--- Problem description ---
Transcribe the data in full and exactly, omitting any pictures.

--- Records to process ---
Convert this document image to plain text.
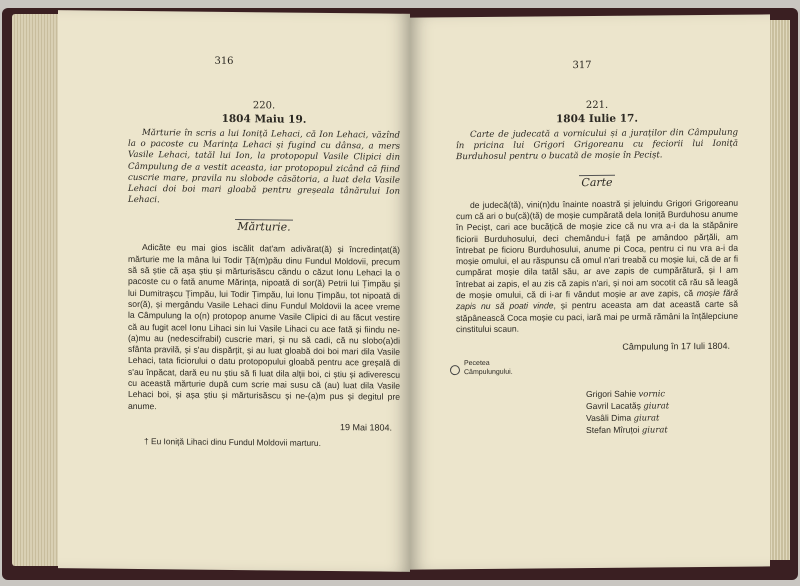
316

220.

1804 Maiu 19.

Mărturie în scris a lui Ioniță Lehaci, că Ion Lehaci, văzînd la o pacoste cu Marința Lehaci și fugind cu dânsa, a mers Vasile Lehaci, tatăl lui Ion, la protopopul Vasile Clipici din Câmpulung de a vestit aceasta, iar protopopul zicând că fiind cuscrie mare, pravila nu slobode căsătoria, a luat dela Vasile Lehaci doi boi mari gloabă pentru greșeala tânărului Ion Lehaci.

Mărturie.

Adicăte eu mai gios iscălit dat'am adivărat(ă) și încredințat(ă) mărturie me la mâna lui Todir Ță(m)pău dinu Fundul Moldovii, precum să să știe că așa știu și mărturisăscu căndu o căzut Ionu Lehaci la o pacoste cu o fată anume Mărința, nipoată di sor(ă) Petrii lui Țimpău și lui Dumitrașcu Țimpău, lui Todir Țimpău, lui Ionu Țimpău, tot nipoată di sor(ă), și mergându Vasile Lehaci dinu Fundul Moldovii la acee vreme la Câmpulung la o(n) protopop anume Vasile Clipici di au făcut vestire că au fugit acel Ionu Lihaci sin lui Vasile Lihaci cu ace fată și fiindu ne-(a)mu au (nedescifrabil) cuscrie mari, și nu să cadi, că nu slobo(a)di sfânta pravilă, și s'au dispărțit, și au luat gloabă doi boi mari dila Vasile Lehaci, tata ficiorului o datu protopopului gloabă pentru ace greșală di s'au înpăcat, dară eu nu știu să fi luat dila alții boi, ci știu și adiverescu cu această mărturie după cum scrie mai susu că (au) luat dila Vasile Lehaci boi, și așa știu și mărturisăscu și ne-(a)m pus și degitul pre anume.

19 Mai 1804.
† Eu Ioniță Lihaci dinu Fundul Moldovii marturu.
317

221.

1804 Iulie 17.

Carte de judecată a vornicului și a juraților din Câmpulung în pricina lui Grigori Grigoreanu cu feciorii lui Ioniță Burduhosul pentru o bucată de moșie în Pecișt.

Carte

de judecă(tă), vini(n)du înainte noastră și jeluindu Grigori Grigoreanu cum că ari o bu(că)(tă) de moșie cumpărată dela Ioniță Burduhosu anume în Pecișt, cari ace bucățică de moșie zice că nu vra a-i da la stăpânire ficiorii Burduhosului, deci chemându-i față pe amândoo părțăli, am întrebat pe ficioru Burduhosului, anume pi Coca, pentru ci nu vra a-i da moșie omului, el au răspunsu că omul n'ari treabă cu moșie lui, că de ar fi cumpărat moșie dila tatăl său, ar ave zapis de cumpărătură, și l am întrebat ai zapis, el au zis că zapis n'ari, și noi am socotit că rău să leagă de moșie omului, că di i-ar fi vândut moșie ar ave zapis, că moșie fără zapis nu să poati vinde, și pentru aceasta am dat această carte să stăpânească Coca moșie cu paci, iară mai pe urmă rămâni la înțălepciune cinstitului scaun.

Câmpulung în 17 Iuli 1804.
Pecetea
Câmpulungului.
Grigori Sahie vornic
Gavril Lacatăș giurat
Vasâli Dima giurat
Stefan Mîruțoi giurat
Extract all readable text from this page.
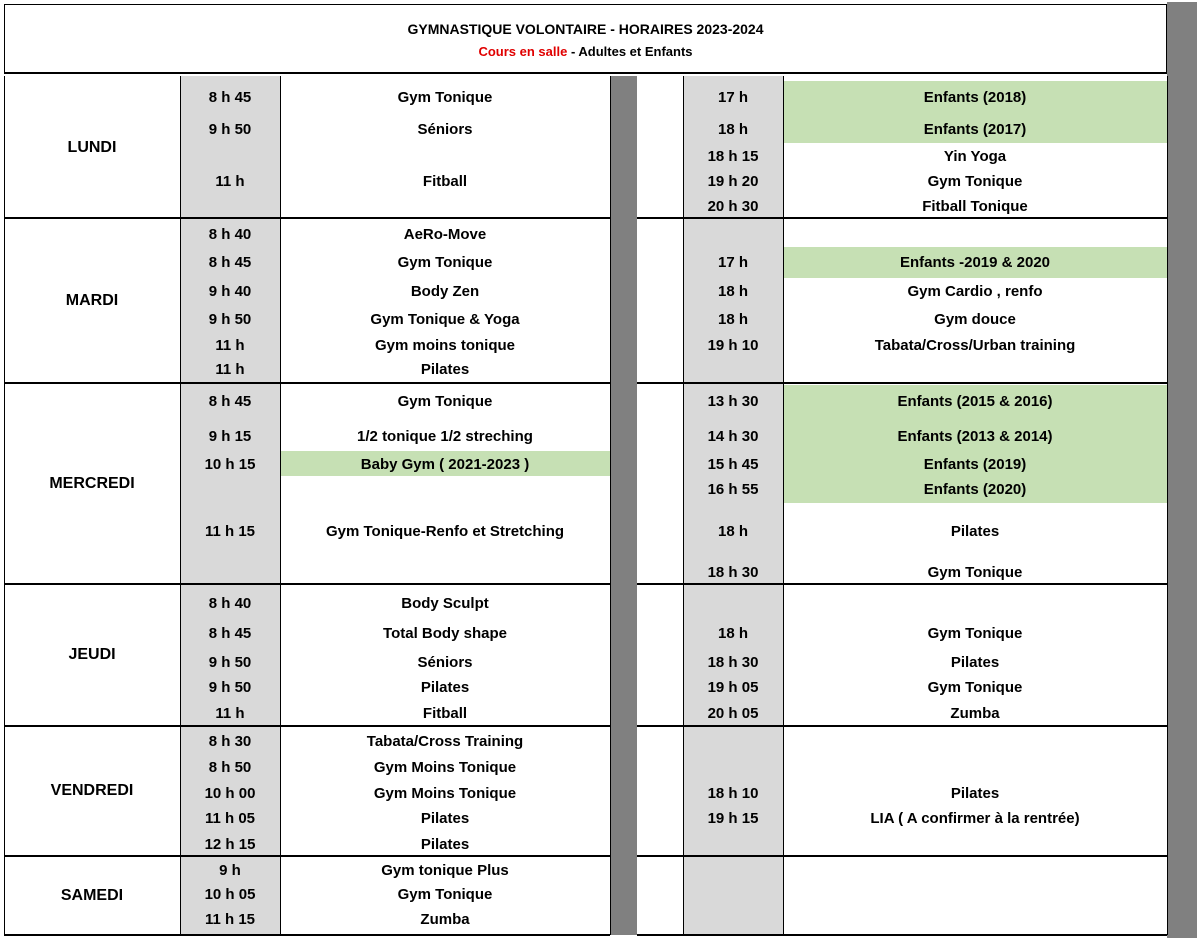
GYMNASTIQUE VOLONTAIRE - HORAIRES 2023-2024
Cours en salle - Adultes et Enfants
LUNDI
8 h 45	Gym Tonique
9 h 50	Séniors
11 h	Fitball
17 h	Enfants (2018)
18 h	Enfants (2017)
18 h 15	Yin Yoga
19 h 20	Gym Tonique
20 h 30	Fitball Tonique
MARDI
8 h 40	AeRo-Move
8 h 45	Gym Tonique
9 h 40	Body Zen
9 h 50	Gym Tonique & Yoga
11 h	Gym moins tonique
11 h	Pilates
17 h	Enfants -2019 & 2020
18 h	Gym Cardio , renfo
18 h	Gym douce
19 h 10	Tabata/Cross/Urban training
MERCREDI
8 h 45	Gym Tonique
9 h 15	1/2 tonique 1/2 streching
10 h 15	Baby Gym ( 2021-2023 )
11 h 15	Gym Tonique-Renfo et Stretching
13 h 30	Enfants (2015 & 2016)
14 h 30	Enfants (2013 & 2014)
15 h 45	Enfants (2019)
16 h 55	Enfants (2020)
18 h	Pilates
18 h 30	Gym Tonique
JEUDI
8 h 40	Body Sculpt
8 h 45	Total Body shape
9 h 50	Séniors
9 h 50	Pilates
11 h	Fitball
18 h	Gym Tonique
18 h 30	Pilates
19 h 05	Gym Tonique
20 h 05	Zumba
VENDREDI
8 h 30	Tabata/Cross Training
8 h 50	Gym Moins Tonique
10 h 00	Gym Moins Tonique
11 h 05	Pilates
12 h 15	Pilates
18 h 10	Pilates
19 h 15	LIA ( A confirmer à la rentrée)
SAMEDI
9 h	Gym tonique Plus
10 h 05	Gym Tonique
11 h 15	Zumba
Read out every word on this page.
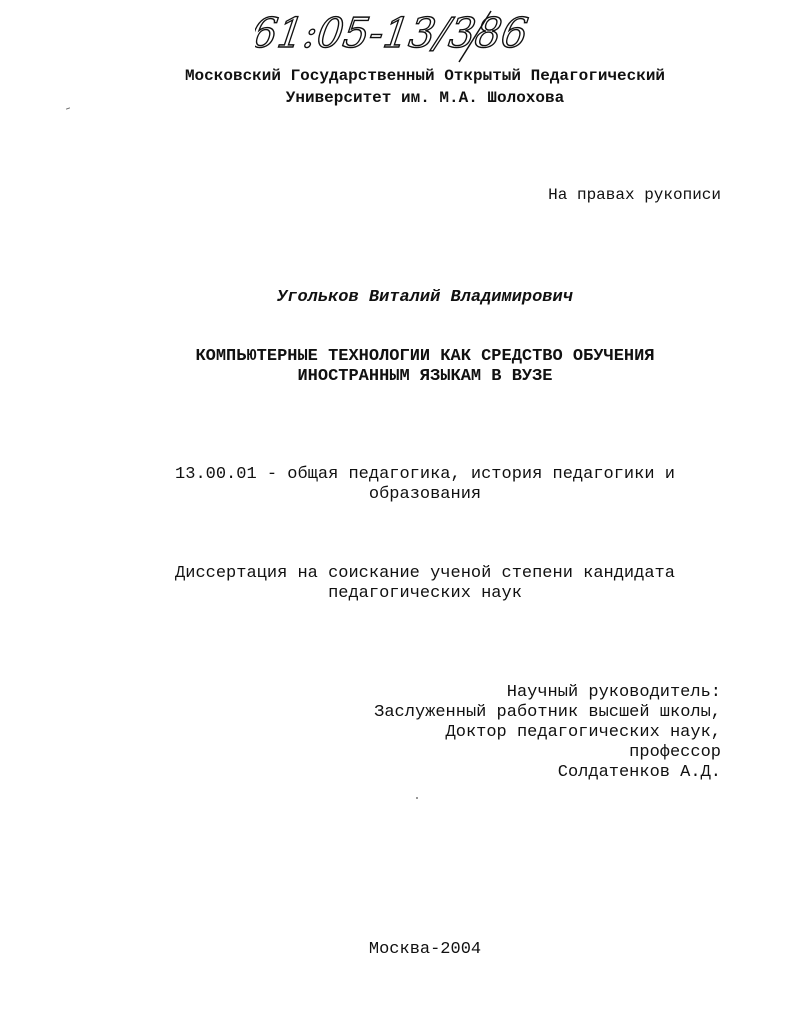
61:05-13/386
Московский Государственный Открытый Педагогический
Университет им. М.А. Шолохова
На правах рукописи
Угольков Виталий Владимирович
КОМПЬЮТЕРНЫЕ ТЕХНОЛОГИИ КАК СРЕДСТВО ОБУЧЕНИЯ
ИНОСТРАННЫМ ЯЗЫКАМ В ВУЗЕ
13.00.01 - общая педагогика, история педагогики и
образования
Диссертация на соискание ученой степени кандидата
педагогических наук
Научный руководитель:
Заслуженный работник высшей школы,
Доктор педагогических наук,
профессор
Солдатенков А.Д.
Москва-2004
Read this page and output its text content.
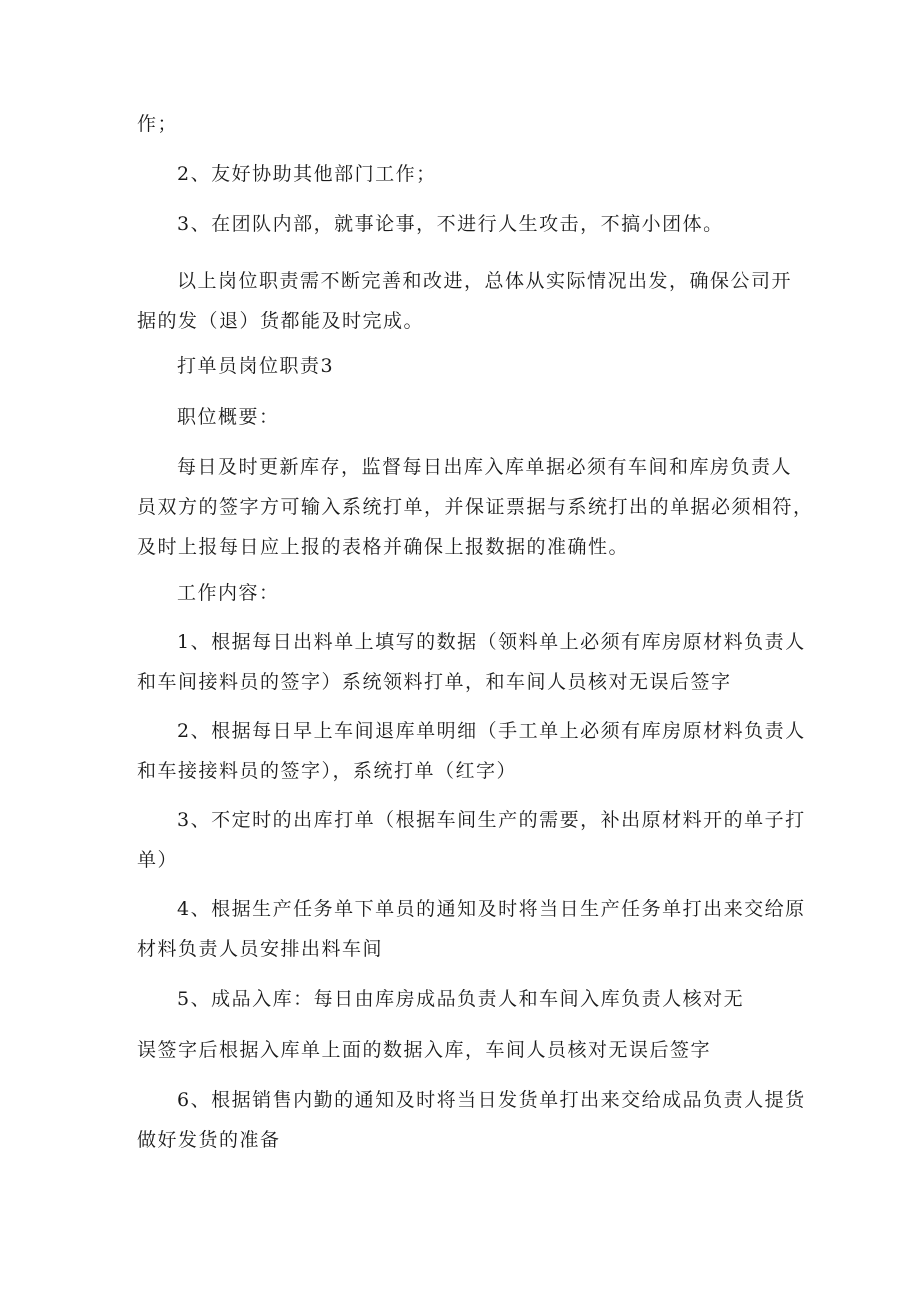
作；
2、友好协助其他部门工作；
3、在团队内部，就事论事，不进行人生攻击，不搞小团体。
以上岗位职责需不断完善和改进，总体从实际情况出发，确保公司开
据的发（退）货都能及时完成。
打单员岗位职责3
职位概要：
每日及时更新库存，监督每日出库入库单据必须有车间和库房负责人
员双方的签字方可输入系统打单，并保证票据与系统打出的单据必须相符，
及时上报每日应上报的表格并确保上报数据的准确性。
工作内容：
1、根据每日出料单上填写的数据（领料单上必须有库房原材料负责人
和车间接料员的签字）系统领料打单，和车间人员核对无误后签字
2、根据每日早上车间退库单明细（手工单上必须有库房原材料负责人
和车接接料员的签字），系统打单（红字）
3、不定时的出库打单（根据车间生产的需要，补出原材料开的单子打
单）
4、根据生产任务单下单员的通知及时将当日生产任务单打出来交给原
材料负责人员安排出料车间
5、成品入库：每日由库房成品负责人和车间入库负责人核对无
误签字后根据入库单上面的数据入库，车间人员核对无误后签字
6、根据销售内勤的通知及时将当日发货单打出来交给成品负责人提货
做好发货的准备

--- Final result ---
Convert this document image to plain text.
316

220.

1804 Maiu 19.

Mărturie în scris a lui Ioniță Lehaci, că Ion Lehaci, văzînd la o pacoste cu Marința Lehaci și fugind cu dânsa, a mers Vasile Lehaci, tatăl lui Ion, la protopopul Vasile Clipici din Câmpulung de a vestit aceasta, iar protopopul zicând că fiind cuscrie mare, pravila nu slobode căsătoria, a luat dela Vasile Lehaci doi boi mari gloabă pentru greșeala tânărului Ion Lehaci.

Mărturie.

Adicăte eu mai gios iscălit dat'am adivărat(ă) și încredințat(ă) mărturie me la mâna lui Todir Ță(m)pău dinu Fundul Moldovii, precum să să știe că așa știu și mărturisăscu căndu o căzut Ionu Lehaci la o pacoste cu o fată anume Mărința, nipoată di sor(ă) Petrii lui Țimpău și lui Dumitrașcu Țimpău, lui Todir Țimpău, lui Ionu Țimpău, tot nipoată di sor(ă), și mergându Vasile Lehaci dinu Fundul Moldovii la acee vreme la Câmpulung la o(n) protopop anume Vasile Clipici di au făcut vestire că au fugit acel Ionu Lihaci sin lui Vasile Lihaci cu ace fată și fiindu ne-(a)mu au (nedescifrabil) cuscrie mari, și nu să cadi, că nu slobo(a)di sfânta pravilă, și s'au dispărțit, și au luat gloabă doi boi mari dila Vasile Lehaci, tata ficiorului o datu protopopului gloabă pentru ace greșală di s'au înpăcat, dară eu nu știu să fi luat dila alții boi, ci știu și adiverescu cu această mărturie după cum scrie mai susu că (au) luat dila Vasile Lehaci boi, și așa știu și mărturisăscu și ne-(a)m pus și degitul pre anume.

19 Mai 1804.
† Eu Ioniță Lihaci dinu Fundul Moldovii marturu.
317

221.

1804 Iulie 17.

Carte de judecată a vornicului și a juraților din Câmpulung în pricina lui Grigori Grigoreanu cu feciorii lui Ioniță Burduhosul pentru o bucată de moșie în Pecișt.

Carte

de judecă(tă), vini(n)du înainte noastră și jeluindu Grigori Grigoreanu cum că ari o bu(că)(tă) de moșie cumpărată dela Ioniță Burduhosu anume în Pecișt, cari ace bucățică de moșie zice că nu vra a-i da la stăpânire ficiorii Burduhosului, deci chemându-i față pe amândoo părțăli, am întrebat pe ficioru Burduhosului, anume pi Coca, pentru ci nu vra a-i da moșie omului, el au răspunsu că omul n'ari treabă cu moșie lui, că de ar fi cumpărat moșie dila tatăl său, ar ave zapis de cumpărătură, și l am întrebat ai zapis, el au zis că zapis n'ari, și noi am socotit că rău să leagă de moșie omului, că di i-ar fi vândut moșie ar ave zapis, că moșie fără zapis nu să poati vinde, și pentru aceasta am dat această carte să stăpânească Coca moșie cu paci, iară mai pe urmă rămâni la înțălepciune cinstitului scaun.

Câmpulung în 17 Iuli 1804.
Pecetea
Câmpulungului.
Grigori Sahie vornic
Gavril Lacatăș giurat
Vasâli Dima giurat
Stefan Mîruțoi giurat
Extract all readable text from this page.
GYMNASTIQUE VOLONTAIRE - HORAIRES 2023-2024
Cours en salle - Adultes et Enfants
LUNDI
8 h 45	Gym Tonique
9 h 50	Séniors
11 h	Fitball
17 h	Enfants (2018)
18 h	Enfants (2017)
18 h 15	Yin Yoga
19 h 20	Gym Tonique
20 h 30	Fitball Tonique
MARDI
8 h 40	AeRo-Move
8 h 45	Gym Tonique
9 h 40	Body Zen
9 h 50	Gym Tonique & Yoga
11 h	Gym moins tonique
11 h	Pilates
17 h	Enfants -2019 & 2020
18 h	Gym Cardio , renfo
18 h	Gym douce
19 h 10	Tabata/Cross/Urban training
MERCREDI
8 h 45	Gym Tonique
9 h 15	1/2 tonique 1/2 streching
10 h 15	Baby Gym ( 2021-2023 )
11 h 15	Gym Tonique-Renfo et Stretching
13 h 30	Enfants (2015 & 2016)
14 h 30	Enfants (2013 & 2014)
15 h 45	Enfants (2019)
16 h 55	Enfants (2020)
18 h	Pilates
18 h 30	Gym Tonique
JEUDI
8 h 40	Body Sculpt
8 h 45	Total Body shape
9 h 50	Séniors
9 h 50	Pilates
11 h	Fitball
18 h	Gym Tonique
18 h 30	Pilates
19 h 05	Gym Tonique
20 h 05	Zumba
VENDREDI
8 h 30	Tabata/Cross Training
8 h 50	Gym Moins Tonique
10 h 00	Gym Moins Tonique
11 h 05	Pilates
12 h 15	Pilates
18 h 10	Pilates
19 h 15	LIA ( A confirmer à la rentrée)
SAMEDI
9 h	Gym tonique Plus
10 h 05	Gym Tonique
11 h 15	Zumba
Read out every word on this page.
61:05-13/386
Московский Государственный Открытый Педагогический
Университет им. М.А. Шолохова
На правах рукописи
Угольков Виталий Владимирович
КОМПЬЮТЕРНЫЕ ТЕХНОЛОГИИ КАК СРЕДСТВО ОБУЧЕНИЯ
ИНОСТРАННЫМ ЯЗЫКАМ В ВУЗЕ
13.00.01 - общая педагогика, история педагогики и
образования
Диссертация на соискание ученой степени кандидата
педагогических наук
Научный руководитель:
Заслуженный работник высшей школы,
Доктор педагогических наук,
профессор
Солдатенков А.Д.
Москва-2004
Read this page and output its text content.
作；
2、友好协助其他部门工作；
3、在团队内部，就事论事，不进行人生攻击，不搞小团体。
以上岗位职责需不断完善和改进，总体从实际情况出发，确保公司开
据的发（退）货都能及时完成。
打单员岗位职责3
职位概要：
每日及时更新库存，监督每日出库入库单据必须有车间和库房负责人
员双方的签字方可输入系统打单，并保证票据与系统打出的单据必须相符，
及时上报每日应上报的表格并确保上报数据的准确性。
工作内容：
1、根据每日出料单上填写的数据（领料单上必须有库房原材料负责人
和车间接料员的签字）系统领料打单，和车间人员核对无误后签字
2、根据每日早上车间退库单明细（手工单上必须有库房原材料负责人
和车接接料员的签字），系统打单（红字）
3、不定时的出库打单（根据车间生产的需要，补出原材料开的单子打
单）
4、根据生产任务单下单员的通知及时将当日生产任务单打出来交给原
材料负责人员安排出料车间
5、成品入库：每日由库房成品负责人和车间入库负责人核对无
误签字后根据入库单上面的数据入库，车间人员核对无误后签字
6、根据销售内勤的通知及时将当日发货单打出来交给成品负责人提货
做好发货的准备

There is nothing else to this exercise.